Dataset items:
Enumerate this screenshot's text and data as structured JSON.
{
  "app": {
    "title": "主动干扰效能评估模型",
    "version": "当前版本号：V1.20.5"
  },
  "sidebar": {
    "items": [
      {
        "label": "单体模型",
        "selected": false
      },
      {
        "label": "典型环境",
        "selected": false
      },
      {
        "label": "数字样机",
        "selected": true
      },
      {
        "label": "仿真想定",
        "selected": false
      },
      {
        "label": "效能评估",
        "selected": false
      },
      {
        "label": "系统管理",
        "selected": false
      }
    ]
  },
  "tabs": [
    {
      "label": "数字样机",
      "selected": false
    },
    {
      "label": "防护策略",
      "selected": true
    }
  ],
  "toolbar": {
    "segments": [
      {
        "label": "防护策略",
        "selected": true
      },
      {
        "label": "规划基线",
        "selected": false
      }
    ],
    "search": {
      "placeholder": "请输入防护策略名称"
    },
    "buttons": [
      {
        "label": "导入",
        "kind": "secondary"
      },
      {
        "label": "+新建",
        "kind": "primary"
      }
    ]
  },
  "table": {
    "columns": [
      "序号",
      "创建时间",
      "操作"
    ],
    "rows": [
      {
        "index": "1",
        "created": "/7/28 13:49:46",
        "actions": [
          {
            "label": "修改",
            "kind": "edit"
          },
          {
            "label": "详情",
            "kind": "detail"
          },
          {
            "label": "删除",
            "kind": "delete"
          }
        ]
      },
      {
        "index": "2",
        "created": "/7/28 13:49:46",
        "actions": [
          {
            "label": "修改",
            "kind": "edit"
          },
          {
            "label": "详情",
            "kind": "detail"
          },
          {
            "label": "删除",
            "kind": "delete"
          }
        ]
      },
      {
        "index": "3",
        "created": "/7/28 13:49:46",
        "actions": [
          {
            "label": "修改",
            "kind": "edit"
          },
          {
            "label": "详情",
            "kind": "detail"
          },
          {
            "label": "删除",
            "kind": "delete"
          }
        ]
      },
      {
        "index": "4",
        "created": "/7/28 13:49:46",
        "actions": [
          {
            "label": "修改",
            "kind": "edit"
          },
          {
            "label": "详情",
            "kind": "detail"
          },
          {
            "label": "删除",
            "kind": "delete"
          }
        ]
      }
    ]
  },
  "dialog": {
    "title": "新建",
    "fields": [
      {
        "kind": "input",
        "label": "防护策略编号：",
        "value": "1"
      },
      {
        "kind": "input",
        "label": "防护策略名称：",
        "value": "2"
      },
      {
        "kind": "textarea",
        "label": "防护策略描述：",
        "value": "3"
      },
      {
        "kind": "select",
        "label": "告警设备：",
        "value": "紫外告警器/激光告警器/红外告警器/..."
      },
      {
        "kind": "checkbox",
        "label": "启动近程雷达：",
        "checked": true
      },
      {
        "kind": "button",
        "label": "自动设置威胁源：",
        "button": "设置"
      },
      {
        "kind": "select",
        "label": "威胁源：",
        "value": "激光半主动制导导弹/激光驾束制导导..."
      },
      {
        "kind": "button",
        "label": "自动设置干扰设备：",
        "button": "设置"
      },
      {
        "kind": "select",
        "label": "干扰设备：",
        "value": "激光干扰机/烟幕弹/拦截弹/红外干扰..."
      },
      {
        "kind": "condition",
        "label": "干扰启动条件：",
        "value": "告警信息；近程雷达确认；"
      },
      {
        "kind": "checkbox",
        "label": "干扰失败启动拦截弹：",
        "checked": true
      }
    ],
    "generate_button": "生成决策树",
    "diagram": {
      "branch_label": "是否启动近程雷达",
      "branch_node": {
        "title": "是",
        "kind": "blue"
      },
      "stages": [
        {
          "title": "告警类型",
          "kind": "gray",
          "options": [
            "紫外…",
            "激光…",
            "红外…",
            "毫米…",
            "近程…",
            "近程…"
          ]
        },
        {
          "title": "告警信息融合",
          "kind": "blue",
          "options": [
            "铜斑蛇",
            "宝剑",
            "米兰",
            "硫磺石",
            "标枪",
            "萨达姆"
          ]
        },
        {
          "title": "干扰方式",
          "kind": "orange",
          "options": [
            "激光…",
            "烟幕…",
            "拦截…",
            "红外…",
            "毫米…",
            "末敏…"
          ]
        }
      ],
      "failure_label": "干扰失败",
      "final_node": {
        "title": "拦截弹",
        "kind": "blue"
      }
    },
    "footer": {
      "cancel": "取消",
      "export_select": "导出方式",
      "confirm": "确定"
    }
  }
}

_THE REQUEST_.
Every entry needs to be retyped exactly.

_ANSWER TO THE EXERCISE_.
Enumerate this screenshot's text and data as structured JSON.
{
  "app": {
    "title": "主动干扰效能评估模型",
    "version": "当前版本号：V1.20.5"
  },
  "sidebar": {
    "items": [
      {
        "label": "单体模型",
        "selected": false
      },
      {
        "label": "典型环境",
        "selected": false
      },
      {
        "label": "数字样机",
        "selected": true
      },
      {
        "label": "仿真想定",
        "selected": false
      },
      {
        "label": "效能评估",
        "selected": false
      },
      {
        "label": "系统管理",
        "selected": false
      }
    ]
  },
  "tabs": [
    {
      "label": "数字样机",
      "selected": false
    },
    {
      "label": "防护策略",
      "selected": true
    }
  ],
  "toolbar": {
    "segments": [
      {
        "label": "防护策略",
        "selected": true
      },
      {
        "label": "规划基线",
        "selected": false
      }
    ],
    "search": {
      "placeholder": "请输入防护策略名称"
    },
    "buttons": [
      {
        "label": "导入",
        "kind": "secondary"
      },
      {
        "label": "+新建",
        "kind": "primary"
      }
    ]
  },
  "table": {
    "columns": [
      "序号",
      "创建时间",
      "操作"
    ],
    "rows": [
      {
        "index": "1",
        "created": "/7/28 13:49:46",
        "actions": [
          {
            "label": "修改",
            "kind": "edit"
          },
          {
            "label": "详情",
            "kind": "detail"
          },
          {
            "label": "删除",
            "kind": "delete"
          }
        ]
      },
      {
        "index": "2",
        "created": "/7/28 13:49:46",
        "actions": [
          {
            "label": "修改",
            "kind": "edit"
          },
          {
            "label": "详情",
            "kind": "detail"
          },
          {
            "label": "删除",
            "kind": "delete"
          }
        ]
      },
      {
        "index": "3",
        "created": "/7/28 13:49:46",
        "actions": [
          {
            "label": "修改",
            "kind": "edit"
          },
          {
            "label": "详情",
            "kind": "detail"
          },
          {
            "label": "删除",
            "kind": "delete"
          }
        ]
      },
      {
        "index": "4",
        "created": "/7/28 13:49:46",
        "actions": [
          {
            "label": "修改",
            "kind": "edit"
          },
          {
            "label": "详情",
            "kind": "detail"
          },
          {
            "label": "删除",
            "kind": "delete"
          }
        ]
      }
    ]
  },
  "dialog": {
    "title": "新建",
    "fields": [
      {
        "kind": "input",
        "label": "防护策略编号：",
        "value": "1"
      },
      {
        "kind": "input",
        "label": "防护策略名称：",
        "value": "2"
      },
      {
        "kind": "textarea",
        "label": "防护策略描述：",
        "value": "3"
      },
      {
        "kind": "select",
        "label": "告警设备：",
        "value": "紫外告警器/激光告警器/红外告警器/..."
      },
      {
        "kind": "checkbox",
        "label": "启动近程雷达：",
        "checked": true
      },
      {
        "kind": "button",
        "label": "自动设置威胁源：",
        "button": "设置"
      },
      {
        "kind": "select",
        "label": "威胁源：",
        "value": "激光半主动制导导弹/激光驾束制导导..."
      },
      {
        "kind": "button",
        "label": "自动设置干扰设备：",
        "button": "设置"
      },
      {
        "kind": "select",
        "label": "干扰设备：",
        "value": "激光干扰机/烟幕弹/拦截弹/红外干扰..."
      },
      {
        "kind": "condition",
        "label": "干扰启动条件：",
        "value": "告警信息；近程雷达确认；"
      },
      {
        "kind": "checkbox",
        "label": "干扰失败启动拦截弹：",
        "checked": true
      }
    ],
    "generate_button": "生成决策树",
    "diagram": {
      "branch_label": "是否启动近程雷达",
      "branch_node": {
        "title": "是",
        "kind": "blue"
      },
      "stages": [
        {
          "title": "告警类型",
          "kind": "gray",
          "options": [
            "紫外…",
            "激光…",
            "红外…",
            "毫米…",
            "近程…",
            "近程…"
          ]
        },
        {
          "title": "告警信息融合",
          "kind": "blue",
          "options": [
            "铜斑蛇",
            "宝剑",
            "米兰",
            "硫磺石",
            "标枪",
            "萨达姆"
          ]
        },
        {
          "title": "干扰方式",
          "kind": "orange",
          "options": [
            "激光…",
            "烟幕…",
            "拦截…",
            "红外…",
            "毫米…",
            "末敏…"
          ]
        }
      ],
      "failure_label": "干扰失败",
      "final_node": {
        "title": "拦截弹",
        "kind": "blue"
      }
    },
    "footer": {
      "cancel": "取消",
      "export_select": "导出方式",
      "confirm": "确定"
    }
  }
}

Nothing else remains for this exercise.